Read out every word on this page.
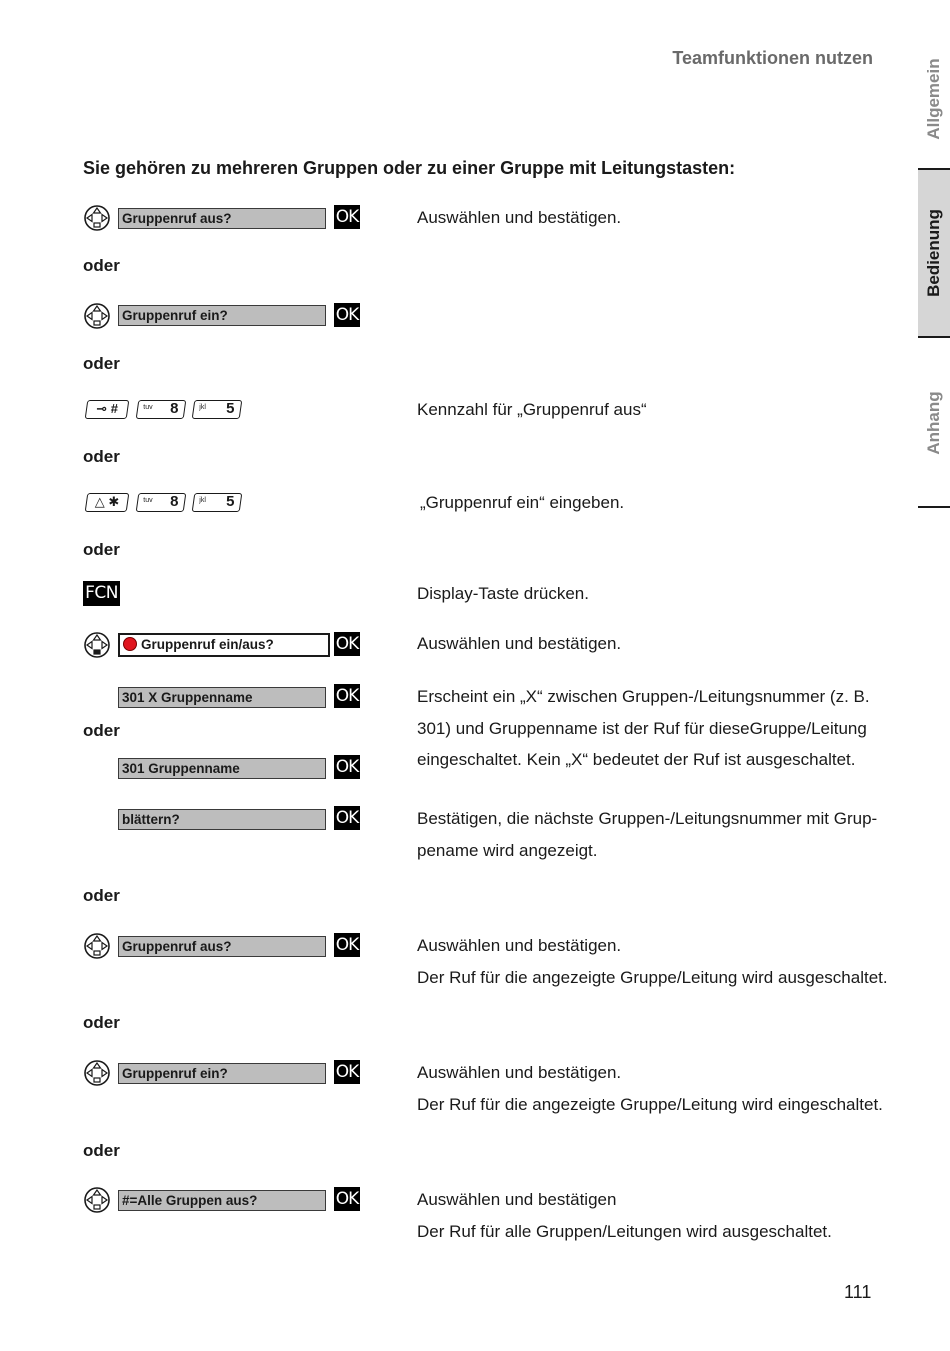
Teamfunktionen nutzen
Allgemein
Bedienung
Anhang
Sie gehören zu mehreren Gruppen oder zu einer Gruppe mit Leitungstasten:
Gruppenruf aus?	OK	Auswählen und bestätigen.
oder
Gruppenruf ein?	OK
oder
⊸ #	tuv 8	jkl 5	Kennzahl für „Gruppenruf aus“
oder
△ ✱	tuv 8	jkl 5	„Gruppenruf ein“ eingeben.
oder
FCN	Display-Taste drücken.
Gruppenruf ein/aus?	OK	Auswählen und bestätigen.
301 X Gruppenname	OK
oder
301 Gruppenname	OK
Erscheint ein „X“ zwischen Gruppen-/Leitungsnummer (z. B.
301) und Gruppenname ist der Ruf für dieseGruppe/Leitung
eingeschaltet. Kein „X“ bedeutet der Ruf ist ausgeschaltet.
blättern?	OK	Bestätigen, die nächste Gruppen-/Leitungsnummer mit Grup-
pename wird angezeigt.
oder
Gruppenruf aus?	OK	Auswählen und bestätigen.
Der Ruf für die angezeigte Gruppe/Leitung wird ausgeschaltet.
oder
Gruppenruf ein?	OK	Auswählen und bestätigen.
Der Ruf für die angezeigte Gruppe/Leitung wird eingeschaltet.
oder
#=Alle Gruppen aus?	OK	Auswählen und bestätigen
Der Ruf für alle Gruppen/Leitungen wird ausgeschaltet.
111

* **Task**: Make an exact copy of every record, pictures excluded.

* **Written answer**:
Read out every word on this page.
Teamfunktionen nutzen
Allgemein
Bedienung
Anhang
Sie gehören zu mehreren Gruppen oder zu einer Gruppe mit Leitungstasten:
Gruppenruf aus?	OK	Auswählen und bestätigen.
oder
Gruppenruf ein?	OK
oder
⊸ #	tuv 8	jkl 5	Kennzahl für „Gruppenruf aus“
oder
△ ✱	tuv 8	jkl 5	„Gruppenruf ein“ eingeben.
oder
FCN	Display-Taste drücken.
Gruppenruf ein/aus?	OK	Auswählen und bestätigen.
301 X Gruppenname	OK
oder
301 Gruppenname	OK
Erscheint ein „X“ zwischen Gruppen-/Leitungsnummer (z. B.
301) und Gruppenname ist der Ruf für dieseGruppe/Leitung
eingeschaltet. Kein „X“ bedeutet der Ruf ist ausgeschaltet.
blättern?	OK	Bestätigen, die nächste Gruppen-/Leitungsnummer mit Grup-
pename wird angezeigt.
oder
Gruppenruf aus?	OK	Auswählen und bestätigen.
Der Ruf für die angezeigte Gruppe/Leitung wird ausgeschaltet.
oder
Gruppenruf ein?	OK	Auswählen und bestätigen.
Der Ruf für die angezeigte Gruppe/Leitung wird eingeschaltet.
oder
#=Alle Gruppen aus?	OK	Auswählen und bestätigen
Der Ruf für alle Gruppen/Leitungen wird ausgeschaltet.
111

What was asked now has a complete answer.